Stored records
++++++++++++++++++++
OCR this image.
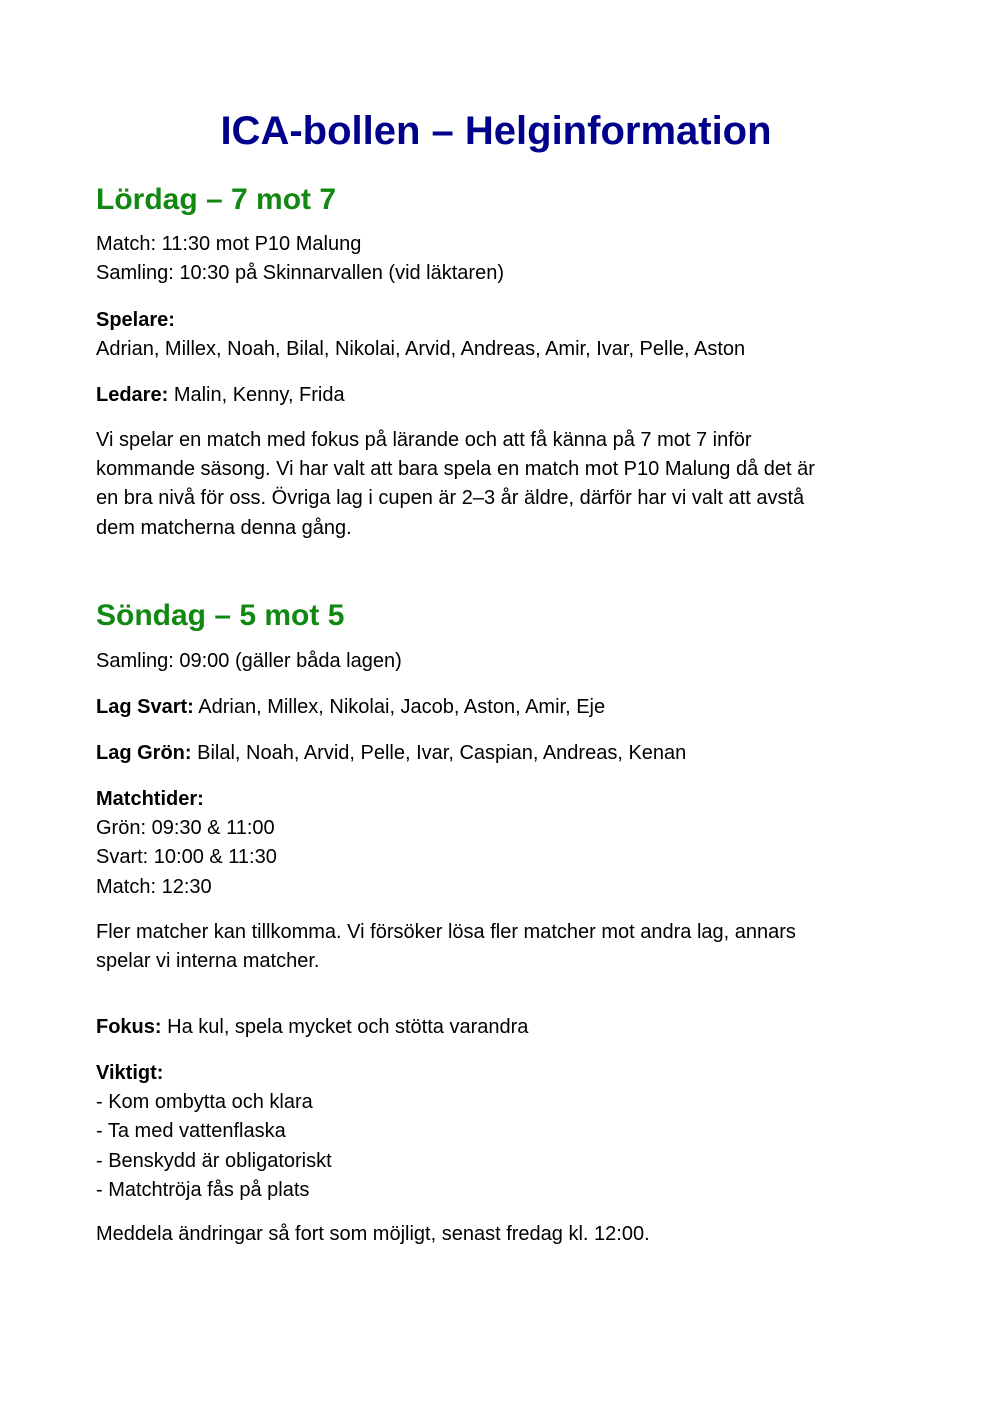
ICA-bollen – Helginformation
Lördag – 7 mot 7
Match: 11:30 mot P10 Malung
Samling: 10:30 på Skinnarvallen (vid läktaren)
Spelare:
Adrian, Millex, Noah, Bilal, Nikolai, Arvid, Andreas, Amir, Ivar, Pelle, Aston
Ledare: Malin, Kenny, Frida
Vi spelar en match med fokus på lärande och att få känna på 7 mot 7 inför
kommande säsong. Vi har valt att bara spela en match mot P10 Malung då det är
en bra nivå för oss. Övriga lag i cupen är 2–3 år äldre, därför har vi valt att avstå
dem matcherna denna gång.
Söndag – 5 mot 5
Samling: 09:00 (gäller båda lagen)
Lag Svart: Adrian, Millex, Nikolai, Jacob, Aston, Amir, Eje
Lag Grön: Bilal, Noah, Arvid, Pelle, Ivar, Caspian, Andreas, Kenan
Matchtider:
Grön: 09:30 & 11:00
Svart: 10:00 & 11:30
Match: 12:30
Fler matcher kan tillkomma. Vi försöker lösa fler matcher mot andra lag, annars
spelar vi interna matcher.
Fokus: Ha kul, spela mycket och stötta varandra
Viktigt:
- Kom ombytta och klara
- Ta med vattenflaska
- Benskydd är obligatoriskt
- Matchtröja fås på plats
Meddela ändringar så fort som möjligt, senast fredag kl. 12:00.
++++++++++++++++++++
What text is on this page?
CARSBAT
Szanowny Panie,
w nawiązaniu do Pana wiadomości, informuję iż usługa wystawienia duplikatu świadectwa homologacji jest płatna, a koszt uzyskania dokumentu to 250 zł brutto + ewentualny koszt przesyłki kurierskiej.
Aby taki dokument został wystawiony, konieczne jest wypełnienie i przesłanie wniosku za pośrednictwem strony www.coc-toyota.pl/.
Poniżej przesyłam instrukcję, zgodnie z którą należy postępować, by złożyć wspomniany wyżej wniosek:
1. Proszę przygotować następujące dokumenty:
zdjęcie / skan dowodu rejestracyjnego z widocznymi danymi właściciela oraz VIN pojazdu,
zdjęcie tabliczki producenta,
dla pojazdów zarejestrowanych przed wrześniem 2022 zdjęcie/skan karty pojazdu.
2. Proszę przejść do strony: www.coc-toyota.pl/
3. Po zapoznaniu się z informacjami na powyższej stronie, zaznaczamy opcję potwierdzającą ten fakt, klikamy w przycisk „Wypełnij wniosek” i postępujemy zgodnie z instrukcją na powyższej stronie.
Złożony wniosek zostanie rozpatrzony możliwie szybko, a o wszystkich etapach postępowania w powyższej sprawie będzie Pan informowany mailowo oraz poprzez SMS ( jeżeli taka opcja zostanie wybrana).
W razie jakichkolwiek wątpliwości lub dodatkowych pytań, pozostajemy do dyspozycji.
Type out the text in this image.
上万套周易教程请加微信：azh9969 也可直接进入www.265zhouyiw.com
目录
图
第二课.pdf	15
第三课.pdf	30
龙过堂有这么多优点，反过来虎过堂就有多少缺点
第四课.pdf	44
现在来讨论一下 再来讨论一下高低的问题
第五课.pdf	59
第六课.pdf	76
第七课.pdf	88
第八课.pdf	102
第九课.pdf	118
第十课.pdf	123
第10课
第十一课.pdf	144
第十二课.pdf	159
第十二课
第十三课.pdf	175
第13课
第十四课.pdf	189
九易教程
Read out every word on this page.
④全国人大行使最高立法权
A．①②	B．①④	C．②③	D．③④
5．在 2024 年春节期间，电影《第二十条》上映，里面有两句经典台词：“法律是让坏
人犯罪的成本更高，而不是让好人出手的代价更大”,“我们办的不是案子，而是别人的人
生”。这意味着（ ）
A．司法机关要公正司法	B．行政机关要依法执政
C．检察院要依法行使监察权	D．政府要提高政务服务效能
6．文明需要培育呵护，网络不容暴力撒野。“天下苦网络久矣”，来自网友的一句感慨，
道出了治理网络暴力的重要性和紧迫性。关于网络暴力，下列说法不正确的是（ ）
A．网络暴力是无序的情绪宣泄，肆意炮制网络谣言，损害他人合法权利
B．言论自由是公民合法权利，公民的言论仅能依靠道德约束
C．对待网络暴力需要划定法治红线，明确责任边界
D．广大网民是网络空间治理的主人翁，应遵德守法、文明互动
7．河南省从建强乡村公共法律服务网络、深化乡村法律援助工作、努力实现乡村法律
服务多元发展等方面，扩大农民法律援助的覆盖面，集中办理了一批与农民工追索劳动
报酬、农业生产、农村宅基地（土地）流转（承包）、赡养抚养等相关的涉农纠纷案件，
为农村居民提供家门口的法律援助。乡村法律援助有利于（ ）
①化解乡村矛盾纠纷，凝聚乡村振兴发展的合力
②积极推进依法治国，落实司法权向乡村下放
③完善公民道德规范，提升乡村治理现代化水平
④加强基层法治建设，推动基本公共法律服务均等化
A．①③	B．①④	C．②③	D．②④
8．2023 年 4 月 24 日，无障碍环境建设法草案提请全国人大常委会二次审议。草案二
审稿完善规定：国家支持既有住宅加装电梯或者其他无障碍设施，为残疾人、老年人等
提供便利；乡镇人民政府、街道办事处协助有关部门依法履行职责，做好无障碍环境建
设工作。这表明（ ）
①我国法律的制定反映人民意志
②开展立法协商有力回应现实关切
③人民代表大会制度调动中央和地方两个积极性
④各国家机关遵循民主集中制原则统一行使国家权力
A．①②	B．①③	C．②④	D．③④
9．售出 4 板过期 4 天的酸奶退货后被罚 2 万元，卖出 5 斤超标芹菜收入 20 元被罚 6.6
++++++++++++++++++++
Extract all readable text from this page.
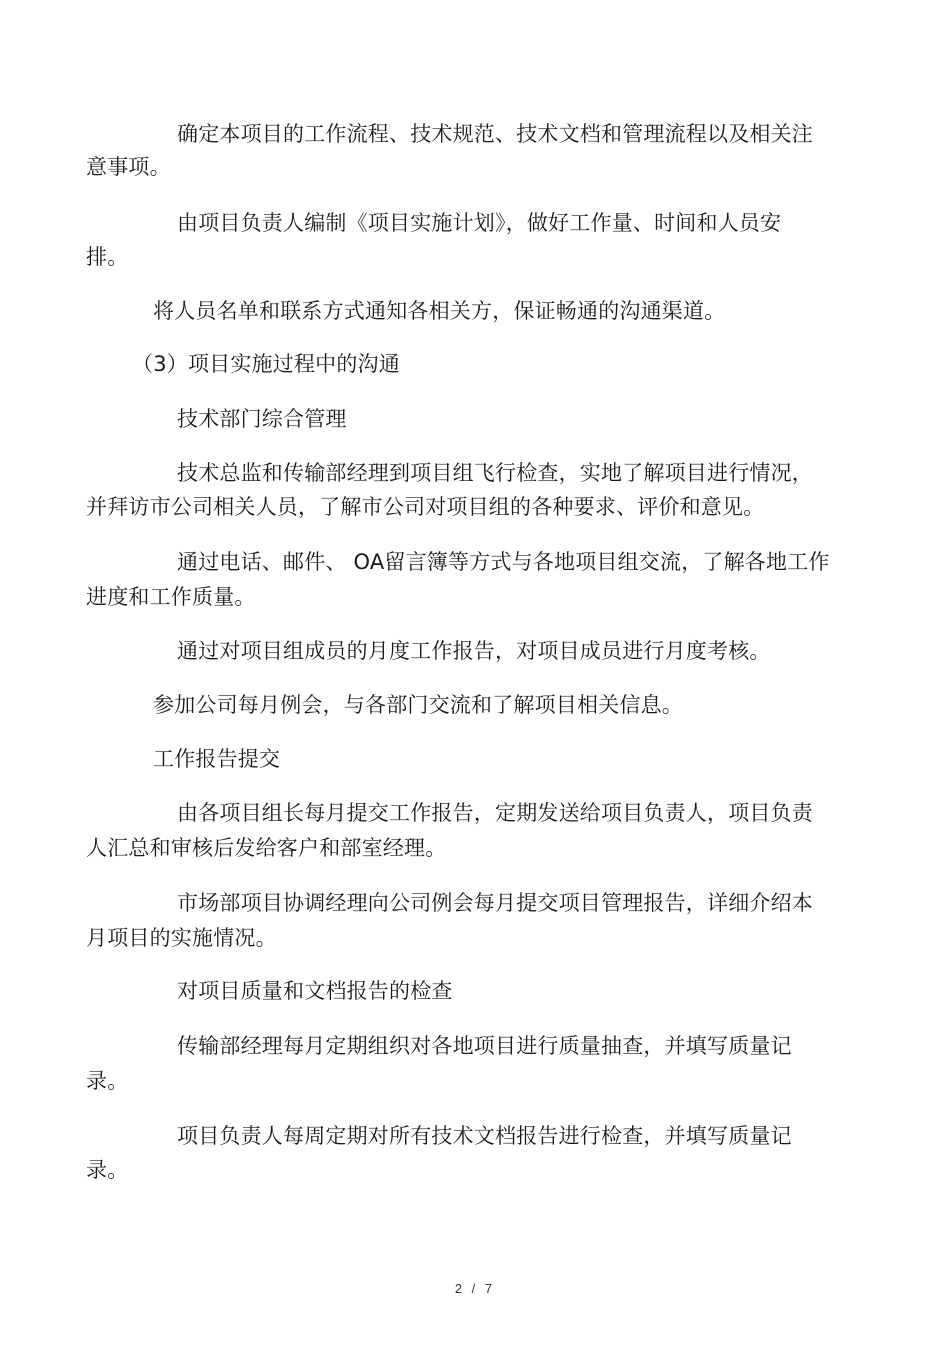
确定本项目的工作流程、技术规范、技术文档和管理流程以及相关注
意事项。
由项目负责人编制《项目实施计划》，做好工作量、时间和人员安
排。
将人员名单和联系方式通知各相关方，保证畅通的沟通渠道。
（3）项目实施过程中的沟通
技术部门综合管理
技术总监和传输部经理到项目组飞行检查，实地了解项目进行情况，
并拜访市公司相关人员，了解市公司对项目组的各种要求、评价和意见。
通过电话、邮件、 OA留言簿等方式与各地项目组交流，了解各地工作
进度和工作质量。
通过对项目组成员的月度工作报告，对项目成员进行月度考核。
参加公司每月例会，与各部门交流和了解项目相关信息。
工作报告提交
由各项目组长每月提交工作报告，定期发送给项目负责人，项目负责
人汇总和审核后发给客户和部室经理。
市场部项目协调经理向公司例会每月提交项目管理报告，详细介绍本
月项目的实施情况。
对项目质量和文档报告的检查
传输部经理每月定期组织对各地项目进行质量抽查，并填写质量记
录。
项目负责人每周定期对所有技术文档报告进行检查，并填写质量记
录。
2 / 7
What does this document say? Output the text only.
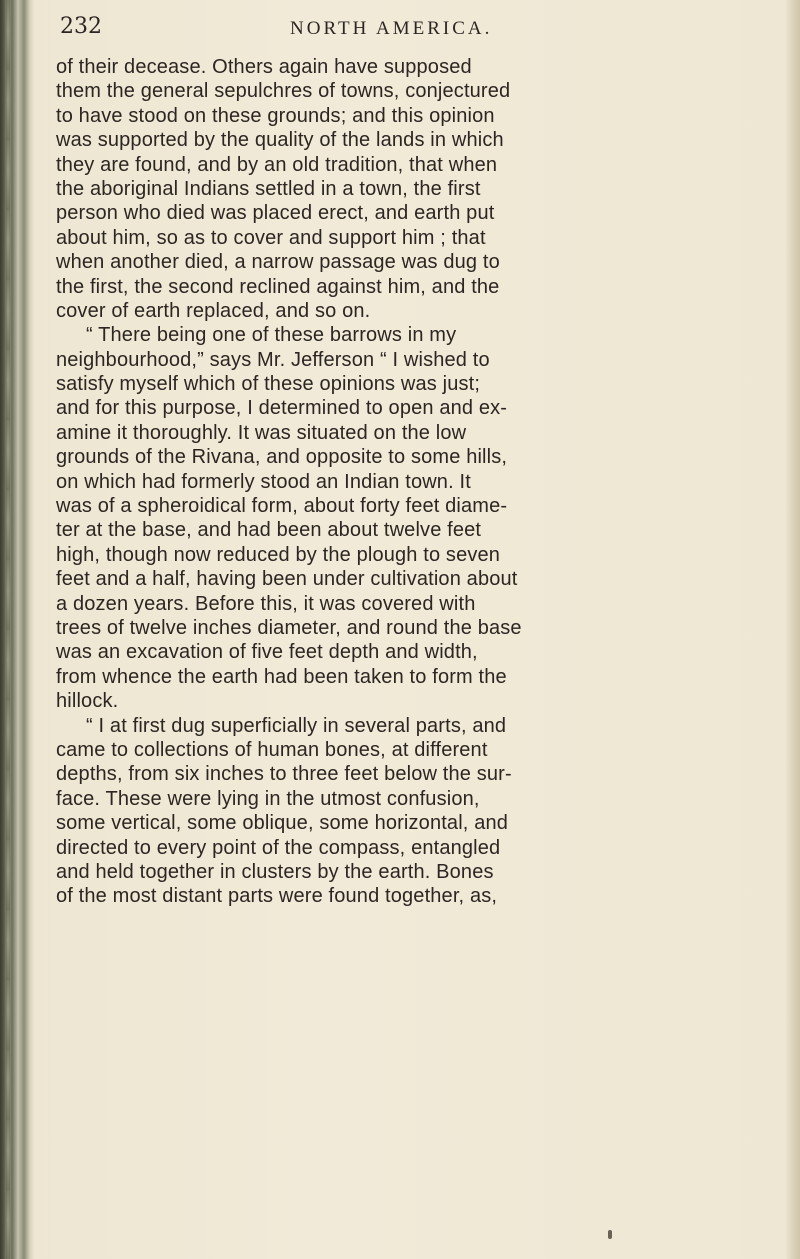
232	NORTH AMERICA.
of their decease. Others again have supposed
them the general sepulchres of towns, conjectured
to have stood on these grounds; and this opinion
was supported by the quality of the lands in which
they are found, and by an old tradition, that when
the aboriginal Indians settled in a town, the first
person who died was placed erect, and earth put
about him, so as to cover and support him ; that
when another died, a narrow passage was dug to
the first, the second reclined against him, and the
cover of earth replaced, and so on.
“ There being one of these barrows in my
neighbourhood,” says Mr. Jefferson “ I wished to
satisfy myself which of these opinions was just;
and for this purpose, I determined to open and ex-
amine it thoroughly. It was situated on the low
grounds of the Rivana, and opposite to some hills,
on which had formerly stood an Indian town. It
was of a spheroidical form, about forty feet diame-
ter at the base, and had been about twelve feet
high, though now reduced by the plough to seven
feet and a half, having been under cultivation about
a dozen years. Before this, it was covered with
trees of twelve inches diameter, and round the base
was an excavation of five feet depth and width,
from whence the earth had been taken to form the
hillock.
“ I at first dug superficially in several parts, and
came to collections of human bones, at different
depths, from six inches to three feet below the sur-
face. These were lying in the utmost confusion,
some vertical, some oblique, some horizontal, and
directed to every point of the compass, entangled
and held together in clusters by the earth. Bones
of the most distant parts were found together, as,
++++++++++++++++++++
* **What is expected**
How many lines of the entries above hold the string "pojazdu"? Reply with the number alone.

* **Response**
2